● **Instructions for the task**: State how many lines of the data contain the word "from", and write nothing besides the number.

■ ■ ■ ■ ■ ■ ■

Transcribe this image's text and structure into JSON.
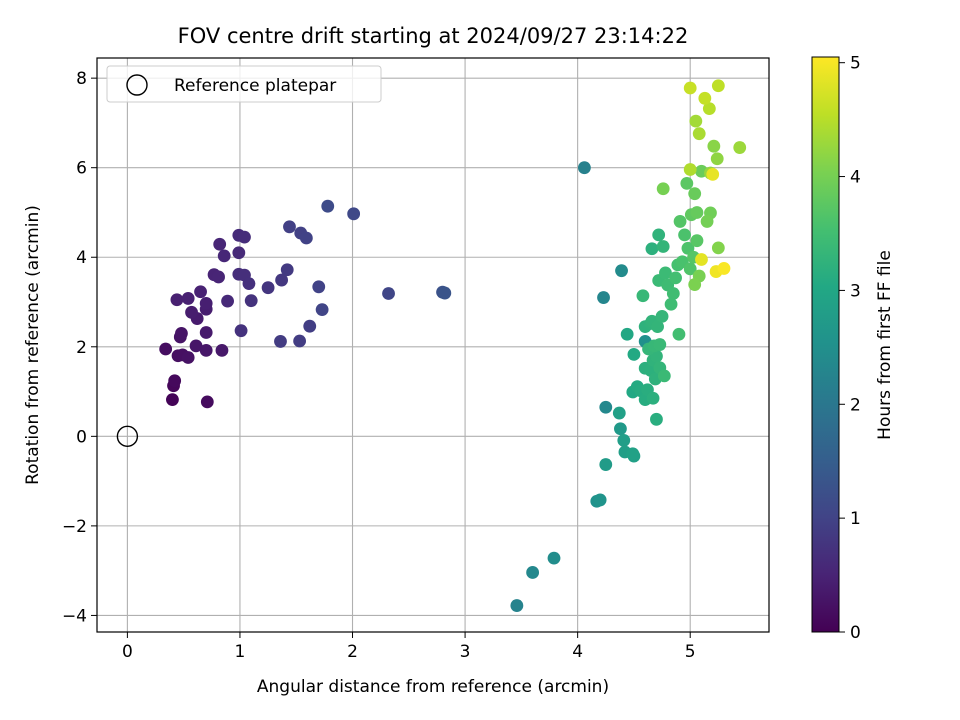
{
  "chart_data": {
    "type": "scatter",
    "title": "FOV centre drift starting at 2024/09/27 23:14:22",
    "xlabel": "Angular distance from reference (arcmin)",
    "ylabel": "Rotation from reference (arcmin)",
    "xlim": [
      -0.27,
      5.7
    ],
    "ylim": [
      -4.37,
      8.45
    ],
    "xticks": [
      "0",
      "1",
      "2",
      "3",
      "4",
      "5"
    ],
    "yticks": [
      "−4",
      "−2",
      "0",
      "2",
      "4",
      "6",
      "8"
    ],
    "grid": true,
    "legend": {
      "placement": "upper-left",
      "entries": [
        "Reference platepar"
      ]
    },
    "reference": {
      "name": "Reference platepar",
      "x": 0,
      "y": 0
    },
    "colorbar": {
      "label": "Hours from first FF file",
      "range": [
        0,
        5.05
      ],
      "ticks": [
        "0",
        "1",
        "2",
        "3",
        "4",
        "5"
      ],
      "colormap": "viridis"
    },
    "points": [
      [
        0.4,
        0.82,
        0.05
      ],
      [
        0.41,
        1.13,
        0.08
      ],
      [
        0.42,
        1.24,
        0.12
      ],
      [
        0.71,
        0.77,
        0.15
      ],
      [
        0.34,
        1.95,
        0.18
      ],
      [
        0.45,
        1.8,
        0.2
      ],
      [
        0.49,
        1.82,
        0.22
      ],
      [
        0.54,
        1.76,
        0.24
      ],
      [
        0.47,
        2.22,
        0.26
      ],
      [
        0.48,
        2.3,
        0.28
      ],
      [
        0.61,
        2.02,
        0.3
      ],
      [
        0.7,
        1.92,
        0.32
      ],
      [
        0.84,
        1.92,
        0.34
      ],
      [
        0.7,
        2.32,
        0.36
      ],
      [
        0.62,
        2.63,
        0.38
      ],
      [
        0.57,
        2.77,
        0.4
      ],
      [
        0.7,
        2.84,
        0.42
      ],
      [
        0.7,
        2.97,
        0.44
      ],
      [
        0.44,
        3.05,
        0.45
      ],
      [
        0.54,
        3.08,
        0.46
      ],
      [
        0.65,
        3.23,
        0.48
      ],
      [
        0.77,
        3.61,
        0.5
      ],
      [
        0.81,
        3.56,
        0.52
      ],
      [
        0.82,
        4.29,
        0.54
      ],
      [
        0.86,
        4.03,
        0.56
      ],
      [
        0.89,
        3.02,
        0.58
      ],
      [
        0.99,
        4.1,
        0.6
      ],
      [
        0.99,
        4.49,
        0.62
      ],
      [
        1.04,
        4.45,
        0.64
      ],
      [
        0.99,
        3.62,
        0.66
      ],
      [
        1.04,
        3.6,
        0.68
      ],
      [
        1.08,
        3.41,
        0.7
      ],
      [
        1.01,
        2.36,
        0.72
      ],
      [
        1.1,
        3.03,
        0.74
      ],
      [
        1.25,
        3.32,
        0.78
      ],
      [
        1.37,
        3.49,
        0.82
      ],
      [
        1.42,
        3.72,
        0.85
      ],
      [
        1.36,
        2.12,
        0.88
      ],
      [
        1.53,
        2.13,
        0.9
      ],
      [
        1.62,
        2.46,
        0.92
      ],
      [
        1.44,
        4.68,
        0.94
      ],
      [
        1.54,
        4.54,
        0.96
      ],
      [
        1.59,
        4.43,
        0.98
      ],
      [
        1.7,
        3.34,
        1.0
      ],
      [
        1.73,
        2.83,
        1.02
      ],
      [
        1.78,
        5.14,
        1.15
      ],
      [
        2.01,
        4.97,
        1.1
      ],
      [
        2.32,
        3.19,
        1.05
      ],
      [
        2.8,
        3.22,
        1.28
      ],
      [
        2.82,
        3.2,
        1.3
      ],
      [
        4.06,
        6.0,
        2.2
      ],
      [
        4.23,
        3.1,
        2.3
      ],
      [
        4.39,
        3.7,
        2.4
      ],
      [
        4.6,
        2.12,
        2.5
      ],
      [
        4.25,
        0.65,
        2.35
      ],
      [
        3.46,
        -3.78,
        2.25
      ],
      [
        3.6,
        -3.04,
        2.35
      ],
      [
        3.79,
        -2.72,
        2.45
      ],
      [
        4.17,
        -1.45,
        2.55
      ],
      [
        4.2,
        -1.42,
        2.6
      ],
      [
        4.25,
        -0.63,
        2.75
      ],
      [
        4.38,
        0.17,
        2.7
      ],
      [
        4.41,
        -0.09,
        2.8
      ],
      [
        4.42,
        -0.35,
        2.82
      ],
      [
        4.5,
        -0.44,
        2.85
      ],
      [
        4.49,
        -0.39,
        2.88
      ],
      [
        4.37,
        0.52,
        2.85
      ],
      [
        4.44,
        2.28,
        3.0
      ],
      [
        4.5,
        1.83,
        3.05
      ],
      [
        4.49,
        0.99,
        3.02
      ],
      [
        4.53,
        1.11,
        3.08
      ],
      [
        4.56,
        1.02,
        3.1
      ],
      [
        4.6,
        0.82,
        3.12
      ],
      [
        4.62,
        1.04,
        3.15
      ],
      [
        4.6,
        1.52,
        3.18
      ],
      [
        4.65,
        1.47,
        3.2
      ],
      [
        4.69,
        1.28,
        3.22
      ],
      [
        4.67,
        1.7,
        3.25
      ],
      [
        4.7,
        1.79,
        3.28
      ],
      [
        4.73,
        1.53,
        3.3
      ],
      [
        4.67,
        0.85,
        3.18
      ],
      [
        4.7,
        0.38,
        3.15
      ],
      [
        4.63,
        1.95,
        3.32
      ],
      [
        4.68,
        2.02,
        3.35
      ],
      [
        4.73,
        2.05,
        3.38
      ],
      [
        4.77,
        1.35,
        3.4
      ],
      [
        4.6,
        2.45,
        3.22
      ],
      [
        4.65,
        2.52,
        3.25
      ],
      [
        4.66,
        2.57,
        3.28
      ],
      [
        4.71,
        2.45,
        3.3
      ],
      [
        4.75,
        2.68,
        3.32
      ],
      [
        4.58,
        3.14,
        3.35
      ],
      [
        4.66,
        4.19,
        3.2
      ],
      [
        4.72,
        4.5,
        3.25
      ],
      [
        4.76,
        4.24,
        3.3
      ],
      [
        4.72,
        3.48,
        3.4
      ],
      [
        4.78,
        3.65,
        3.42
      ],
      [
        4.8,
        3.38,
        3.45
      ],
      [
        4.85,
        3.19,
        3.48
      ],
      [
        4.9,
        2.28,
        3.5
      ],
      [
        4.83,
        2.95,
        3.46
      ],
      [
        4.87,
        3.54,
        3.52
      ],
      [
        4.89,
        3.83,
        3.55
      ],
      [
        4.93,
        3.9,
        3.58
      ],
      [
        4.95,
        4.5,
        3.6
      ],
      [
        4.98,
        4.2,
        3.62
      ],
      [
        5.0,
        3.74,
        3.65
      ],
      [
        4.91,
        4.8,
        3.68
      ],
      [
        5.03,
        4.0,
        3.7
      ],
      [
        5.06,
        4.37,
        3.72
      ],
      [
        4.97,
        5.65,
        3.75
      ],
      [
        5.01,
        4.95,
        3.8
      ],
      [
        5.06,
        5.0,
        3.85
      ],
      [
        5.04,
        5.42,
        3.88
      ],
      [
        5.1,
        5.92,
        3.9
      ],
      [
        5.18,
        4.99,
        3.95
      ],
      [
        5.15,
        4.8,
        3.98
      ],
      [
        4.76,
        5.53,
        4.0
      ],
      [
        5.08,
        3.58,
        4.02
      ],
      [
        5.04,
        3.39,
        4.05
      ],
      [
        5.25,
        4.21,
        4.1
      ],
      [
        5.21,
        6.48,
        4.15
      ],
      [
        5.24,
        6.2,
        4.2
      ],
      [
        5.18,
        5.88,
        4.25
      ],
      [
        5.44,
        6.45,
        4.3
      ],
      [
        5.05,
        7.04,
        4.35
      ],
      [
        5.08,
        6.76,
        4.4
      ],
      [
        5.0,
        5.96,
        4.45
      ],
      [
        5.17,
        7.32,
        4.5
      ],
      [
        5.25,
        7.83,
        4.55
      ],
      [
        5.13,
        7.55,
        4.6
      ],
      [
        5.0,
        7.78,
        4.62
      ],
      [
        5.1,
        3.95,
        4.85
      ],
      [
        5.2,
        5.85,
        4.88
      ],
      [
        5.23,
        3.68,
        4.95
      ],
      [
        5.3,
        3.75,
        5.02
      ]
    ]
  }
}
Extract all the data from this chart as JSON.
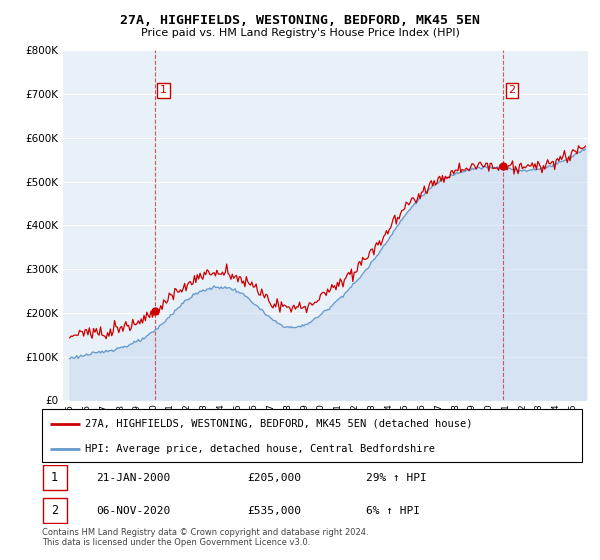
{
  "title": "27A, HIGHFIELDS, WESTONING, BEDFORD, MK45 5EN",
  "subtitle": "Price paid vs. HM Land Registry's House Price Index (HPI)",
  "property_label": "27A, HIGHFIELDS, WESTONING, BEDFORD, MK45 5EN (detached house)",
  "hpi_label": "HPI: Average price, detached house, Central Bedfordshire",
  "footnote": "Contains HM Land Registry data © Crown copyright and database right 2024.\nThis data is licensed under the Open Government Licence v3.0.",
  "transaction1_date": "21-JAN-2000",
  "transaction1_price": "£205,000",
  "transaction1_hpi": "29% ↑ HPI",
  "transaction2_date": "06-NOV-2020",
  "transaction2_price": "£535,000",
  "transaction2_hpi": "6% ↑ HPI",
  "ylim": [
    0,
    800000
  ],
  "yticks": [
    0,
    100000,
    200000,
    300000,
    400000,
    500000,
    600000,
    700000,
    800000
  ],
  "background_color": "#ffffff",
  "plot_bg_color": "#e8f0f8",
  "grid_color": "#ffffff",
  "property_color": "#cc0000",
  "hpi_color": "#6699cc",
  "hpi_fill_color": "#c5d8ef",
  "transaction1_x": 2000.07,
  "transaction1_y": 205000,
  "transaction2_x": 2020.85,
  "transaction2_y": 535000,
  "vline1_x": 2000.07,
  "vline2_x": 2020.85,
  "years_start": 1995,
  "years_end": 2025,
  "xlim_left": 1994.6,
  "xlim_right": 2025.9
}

■ ■ ■ ■ ■ ■ ■

● **The answer**: 4